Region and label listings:
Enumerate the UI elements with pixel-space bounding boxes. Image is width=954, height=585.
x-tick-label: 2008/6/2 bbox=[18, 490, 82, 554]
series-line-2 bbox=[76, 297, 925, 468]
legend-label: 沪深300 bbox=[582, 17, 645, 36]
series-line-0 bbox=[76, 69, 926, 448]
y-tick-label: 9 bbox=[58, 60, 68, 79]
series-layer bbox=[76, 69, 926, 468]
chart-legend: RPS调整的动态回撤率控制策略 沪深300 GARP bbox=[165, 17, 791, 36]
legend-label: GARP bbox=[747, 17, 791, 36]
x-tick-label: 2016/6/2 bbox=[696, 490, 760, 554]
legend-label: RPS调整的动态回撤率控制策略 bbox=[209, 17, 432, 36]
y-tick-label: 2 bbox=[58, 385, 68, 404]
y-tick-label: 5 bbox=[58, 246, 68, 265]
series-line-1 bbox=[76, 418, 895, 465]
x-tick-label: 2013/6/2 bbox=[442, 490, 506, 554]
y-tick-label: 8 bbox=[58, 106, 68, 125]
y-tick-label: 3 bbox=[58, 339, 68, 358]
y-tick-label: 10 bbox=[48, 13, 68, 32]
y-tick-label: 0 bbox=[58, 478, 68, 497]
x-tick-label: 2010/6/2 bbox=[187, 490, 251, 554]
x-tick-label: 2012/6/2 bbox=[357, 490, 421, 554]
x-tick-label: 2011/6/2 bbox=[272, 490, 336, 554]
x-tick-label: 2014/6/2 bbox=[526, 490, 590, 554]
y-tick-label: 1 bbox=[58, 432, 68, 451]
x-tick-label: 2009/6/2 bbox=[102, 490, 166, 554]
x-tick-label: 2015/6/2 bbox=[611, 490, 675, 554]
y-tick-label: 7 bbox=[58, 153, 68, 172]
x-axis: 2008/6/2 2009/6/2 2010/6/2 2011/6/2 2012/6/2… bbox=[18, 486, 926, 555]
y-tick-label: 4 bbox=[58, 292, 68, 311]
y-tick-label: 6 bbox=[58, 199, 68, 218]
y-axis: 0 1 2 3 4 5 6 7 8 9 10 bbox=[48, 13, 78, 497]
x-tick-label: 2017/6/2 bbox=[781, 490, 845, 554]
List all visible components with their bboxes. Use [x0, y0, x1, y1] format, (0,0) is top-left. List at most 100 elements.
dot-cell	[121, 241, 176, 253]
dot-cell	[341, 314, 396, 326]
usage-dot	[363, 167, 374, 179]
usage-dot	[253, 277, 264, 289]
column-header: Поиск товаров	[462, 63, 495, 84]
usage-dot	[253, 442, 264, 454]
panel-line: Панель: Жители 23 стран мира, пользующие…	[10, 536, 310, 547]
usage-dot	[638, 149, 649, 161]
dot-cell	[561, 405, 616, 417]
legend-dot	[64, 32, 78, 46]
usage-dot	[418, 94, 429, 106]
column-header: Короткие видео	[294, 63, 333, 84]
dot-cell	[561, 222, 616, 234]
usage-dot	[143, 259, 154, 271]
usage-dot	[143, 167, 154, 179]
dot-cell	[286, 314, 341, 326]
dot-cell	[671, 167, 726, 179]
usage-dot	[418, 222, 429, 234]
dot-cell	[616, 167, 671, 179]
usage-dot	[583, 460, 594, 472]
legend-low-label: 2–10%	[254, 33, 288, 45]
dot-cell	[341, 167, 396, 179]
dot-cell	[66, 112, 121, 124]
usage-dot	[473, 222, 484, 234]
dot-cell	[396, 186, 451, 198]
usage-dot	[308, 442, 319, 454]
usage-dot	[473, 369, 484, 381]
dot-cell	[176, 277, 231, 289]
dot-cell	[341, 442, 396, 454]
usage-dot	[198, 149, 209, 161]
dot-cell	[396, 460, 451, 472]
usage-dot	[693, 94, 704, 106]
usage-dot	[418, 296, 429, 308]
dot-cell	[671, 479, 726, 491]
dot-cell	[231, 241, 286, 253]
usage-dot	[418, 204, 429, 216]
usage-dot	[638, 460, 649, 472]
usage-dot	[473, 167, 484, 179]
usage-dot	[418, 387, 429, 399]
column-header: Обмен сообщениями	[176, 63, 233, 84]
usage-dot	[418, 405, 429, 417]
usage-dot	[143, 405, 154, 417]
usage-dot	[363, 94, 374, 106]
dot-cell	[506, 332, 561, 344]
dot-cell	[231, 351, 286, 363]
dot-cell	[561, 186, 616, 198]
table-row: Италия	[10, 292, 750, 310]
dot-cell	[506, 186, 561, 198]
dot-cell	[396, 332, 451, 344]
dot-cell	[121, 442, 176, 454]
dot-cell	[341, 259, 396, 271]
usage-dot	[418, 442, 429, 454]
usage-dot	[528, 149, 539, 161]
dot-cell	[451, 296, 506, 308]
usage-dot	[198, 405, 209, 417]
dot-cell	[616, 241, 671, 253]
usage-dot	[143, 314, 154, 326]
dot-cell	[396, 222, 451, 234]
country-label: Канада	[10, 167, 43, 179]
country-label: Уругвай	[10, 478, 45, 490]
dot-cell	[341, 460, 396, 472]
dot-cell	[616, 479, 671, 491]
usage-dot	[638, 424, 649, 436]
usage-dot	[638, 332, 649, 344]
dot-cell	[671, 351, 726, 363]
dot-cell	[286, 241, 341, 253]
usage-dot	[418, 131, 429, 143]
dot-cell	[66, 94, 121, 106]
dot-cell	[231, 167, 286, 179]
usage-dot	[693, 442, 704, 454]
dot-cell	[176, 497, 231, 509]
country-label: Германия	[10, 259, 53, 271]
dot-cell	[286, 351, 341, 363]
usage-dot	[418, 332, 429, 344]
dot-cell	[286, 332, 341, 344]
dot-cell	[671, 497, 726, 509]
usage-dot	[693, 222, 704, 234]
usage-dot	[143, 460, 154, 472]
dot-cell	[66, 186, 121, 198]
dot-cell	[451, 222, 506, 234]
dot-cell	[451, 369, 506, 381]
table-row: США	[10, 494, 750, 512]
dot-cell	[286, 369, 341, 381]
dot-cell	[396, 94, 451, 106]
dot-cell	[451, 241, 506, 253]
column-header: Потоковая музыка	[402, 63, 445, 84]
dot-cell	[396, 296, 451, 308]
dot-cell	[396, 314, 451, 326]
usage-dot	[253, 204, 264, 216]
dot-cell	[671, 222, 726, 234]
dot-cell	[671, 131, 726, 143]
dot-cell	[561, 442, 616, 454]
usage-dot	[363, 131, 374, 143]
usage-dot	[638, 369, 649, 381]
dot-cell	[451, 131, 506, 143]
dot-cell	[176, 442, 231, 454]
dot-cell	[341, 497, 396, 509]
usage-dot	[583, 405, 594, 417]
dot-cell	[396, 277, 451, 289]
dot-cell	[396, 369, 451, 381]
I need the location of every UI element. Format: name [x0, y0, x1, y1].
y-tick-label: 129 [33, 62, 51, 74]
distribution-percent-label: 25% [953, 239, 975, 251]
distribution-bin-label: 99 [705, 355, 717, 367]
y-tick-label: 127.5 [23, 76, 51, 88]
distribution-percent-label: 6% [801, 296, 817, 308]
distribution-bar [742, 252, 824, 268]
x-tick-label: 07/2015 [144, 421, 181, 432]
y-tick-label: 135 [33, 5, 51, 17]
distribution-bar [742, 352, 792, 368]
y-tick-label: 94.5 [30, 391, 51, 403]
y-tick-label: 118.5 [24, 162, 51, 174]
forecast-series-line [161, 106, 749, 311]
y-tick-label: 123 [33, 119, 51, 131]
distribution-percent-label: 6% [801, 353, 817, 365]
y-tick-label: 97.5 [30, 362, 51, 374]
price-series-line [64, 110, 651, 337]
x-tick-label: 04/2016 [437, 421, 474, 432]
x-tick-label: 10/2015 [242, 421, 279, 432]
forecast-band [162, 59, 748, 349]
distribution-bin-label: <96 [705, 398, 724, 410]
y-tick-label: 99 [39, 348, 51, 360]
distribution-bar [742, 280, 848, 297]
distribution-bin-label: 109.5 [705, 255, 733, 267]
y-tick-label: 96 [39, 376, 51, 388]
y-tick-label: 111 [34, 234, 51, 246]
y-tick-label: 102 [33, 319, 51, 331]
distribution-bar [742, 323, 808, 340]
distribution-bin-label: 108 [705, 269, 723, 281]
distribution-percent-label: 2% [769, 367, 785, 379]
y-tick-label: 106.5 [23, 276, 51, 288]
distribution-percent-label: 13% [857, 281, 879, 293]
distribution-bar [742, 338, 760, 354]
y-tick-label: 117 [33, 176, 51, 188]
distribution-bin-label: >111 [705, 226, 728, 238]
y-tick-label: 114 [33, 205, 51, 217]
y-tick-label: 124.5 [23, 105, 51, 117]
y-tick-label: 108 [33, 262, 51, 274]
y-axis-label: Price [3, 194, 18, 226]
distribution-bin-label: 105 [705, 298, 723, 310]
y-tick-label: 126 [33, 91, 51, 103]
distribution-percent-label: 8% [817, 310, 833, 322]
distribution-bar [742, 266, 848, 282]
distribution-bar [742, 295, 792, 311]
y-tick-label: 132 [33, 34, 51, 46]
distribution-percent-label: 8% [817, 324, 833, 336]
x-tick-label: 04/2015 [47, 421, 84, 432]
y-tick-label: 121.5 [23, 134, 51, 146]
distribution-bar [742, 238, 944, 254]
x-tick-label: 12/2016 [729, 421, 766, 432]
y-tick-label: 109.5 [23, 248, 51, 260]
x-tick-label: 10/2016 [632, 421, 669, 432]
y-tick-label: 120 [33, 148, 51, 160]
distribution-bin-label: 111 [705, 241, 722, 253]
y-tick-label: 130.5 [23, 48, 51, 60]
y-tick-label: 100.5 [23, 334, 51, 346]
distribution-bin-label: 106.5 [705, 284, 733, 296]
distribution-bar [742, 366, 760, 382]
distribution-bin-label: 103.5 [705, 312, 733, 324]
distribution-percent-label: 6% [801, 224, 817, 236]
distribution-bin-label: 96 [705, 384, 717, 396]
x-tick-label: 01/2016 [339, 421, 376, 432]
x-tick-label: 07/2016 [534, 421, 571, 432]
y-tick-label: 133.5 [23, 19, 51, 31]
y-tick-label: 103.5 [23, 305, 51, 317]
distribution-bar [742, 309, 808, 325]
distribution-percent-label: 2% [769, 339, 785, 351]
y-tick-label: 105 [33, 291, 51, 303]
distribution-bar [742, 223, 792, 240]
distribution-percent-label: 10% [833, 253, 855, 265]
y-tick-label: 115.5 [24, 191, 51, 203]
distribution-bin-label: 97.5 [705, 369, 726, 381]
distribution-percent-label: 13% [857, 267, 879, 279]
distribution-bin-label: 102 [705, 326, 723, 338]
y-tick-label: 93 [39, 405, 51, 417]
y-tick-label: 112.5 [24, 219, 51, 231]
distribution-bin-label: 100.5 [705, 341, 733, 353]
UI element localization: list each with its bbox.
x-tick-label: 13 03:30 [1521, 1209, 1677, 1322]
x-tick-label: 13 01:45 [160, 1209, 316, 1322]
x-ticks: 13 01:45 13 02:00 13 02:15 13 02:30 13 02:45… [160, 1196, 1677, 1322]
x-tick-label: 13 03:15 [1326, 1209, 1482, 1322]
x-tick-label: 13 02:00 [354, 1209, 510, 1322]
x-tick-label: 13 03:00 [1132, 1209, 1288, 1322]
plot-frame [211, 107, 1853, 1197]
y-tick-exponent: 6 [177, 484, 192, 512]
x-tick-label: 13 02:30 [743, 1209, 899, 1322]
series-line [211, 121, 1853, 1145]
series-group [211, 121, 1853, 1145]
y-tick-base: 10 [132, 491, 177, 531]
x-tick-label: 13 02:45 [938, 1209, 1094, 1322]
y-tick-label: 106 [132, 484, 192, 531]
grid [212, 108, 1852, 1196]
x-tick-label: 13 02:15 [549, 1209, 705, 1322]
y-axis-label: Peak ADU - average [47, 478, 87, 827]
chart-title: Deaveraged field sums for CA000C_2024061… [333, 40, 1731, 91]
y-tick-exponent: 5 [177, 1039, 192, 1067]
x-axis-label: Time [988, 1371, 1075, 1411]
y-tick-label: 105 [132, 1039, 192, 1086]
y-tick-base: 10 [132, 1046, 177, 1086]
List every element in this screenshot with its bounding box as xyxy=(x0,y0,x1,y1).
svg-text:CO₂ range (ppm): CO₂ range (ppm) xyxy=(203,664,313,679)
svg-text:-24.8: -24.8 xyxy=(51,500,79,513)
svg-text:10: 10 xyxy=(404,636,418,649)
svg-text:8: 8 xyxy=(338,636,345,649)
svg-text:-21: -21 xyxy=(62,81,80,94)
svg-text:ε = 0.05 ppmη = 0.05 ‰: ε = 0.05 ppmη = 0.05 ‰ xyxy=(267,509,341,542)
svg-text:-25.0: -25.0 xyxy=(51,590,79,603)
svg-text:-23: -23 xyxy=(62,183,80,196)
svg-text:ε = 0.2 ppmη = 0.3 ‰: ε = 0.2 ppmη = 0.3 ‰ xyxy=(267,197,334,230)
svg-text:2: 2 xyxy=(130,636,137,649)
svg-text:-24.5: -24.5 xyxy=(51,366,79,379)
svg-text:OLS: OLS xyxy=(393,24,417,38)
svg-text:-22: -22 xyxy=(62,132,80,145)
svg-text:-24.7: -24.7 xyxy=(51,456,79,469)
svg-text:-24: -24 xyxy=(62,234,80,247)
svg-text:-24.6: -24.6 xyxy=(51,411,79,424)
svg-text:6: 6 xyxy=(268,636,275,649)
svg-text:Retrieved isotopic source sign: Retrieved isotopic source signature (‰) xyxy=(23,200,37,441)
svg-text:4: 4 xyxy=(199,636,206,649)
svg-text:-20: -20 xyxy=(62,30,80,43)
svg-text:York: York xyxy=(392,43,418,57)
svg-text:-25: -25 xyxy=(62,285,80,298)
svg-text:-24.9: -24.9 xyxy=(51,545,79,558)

What to work on: Print the lines starting at the first line of the listings and ending at the line containing "x-tick-label: 2009/6/2 bbox=[102, 490, 166, 554]", both ends included.

Answer for this exercise:
Enumerate the UI elements with pixel-space bounding boxes. Image is width=954, height=585.
x-tick-label: 2008/6/2 bbox=[18, 490, 82, 554]
series-line-2 bbox=[76, 297, 925, 468]
legend-label: 沪深300 bbox=[582, 17, 645, 36]
series-line-0 bbox=[76, 69, 926, 448]
y-tick-label: 9 bbox=[58, 60, 68, 79]
series-layer bbox=[76, 69, 926, 468]
chart-legend: RPS调整的动态回撤率控制策略 沪深300 GARP bbox=[165, 17, 791, 36]
legend-label: GARP bbox=[747, 17, 791, 36]
x-tick-label: 2016/6/2 bbox=[696, 490, 760, 554]
legend-label: RPS调整的动态回撤率控制策略 bbox=[209, 17, 432, 36]
y-tick-label: 2 bbox=[58, 385, 68, 404]
y-tick-label: 5 bbox=[58, 246, 68, 265]
series-line-1 bbox=[76, 418, 895, 465]
x-tick-label: 2013/6/2 bbox=[442, 490, 506, 554]
y-tick-label: 8 bbox=[58, 106, 68, 125]
y-tick-label: 3 bbox=[58, 339, 68, 358]
y-tick-label: 10 bbox=[48, 13, 68, 32]
y-tick-label: 0 bbox=[58, 478, 68, 497]
x-tick-label: 2010/6/2 bbox=[187, 490, 251, 554]
x-tick-label: 2012/6/2 bbox=[357, 490, 421, 554]
x-tick-label: 2011/6/2 bbox=[272, 490, 336, 554]
x-tick-label: 2014/6/2 bbox=[526, 490, 590, 554]
y-tick-label: 1 bbox=[58, 432, 68, 451]
x-tick-label: 2009/6/2 bbox=[102, 490, 166, 554]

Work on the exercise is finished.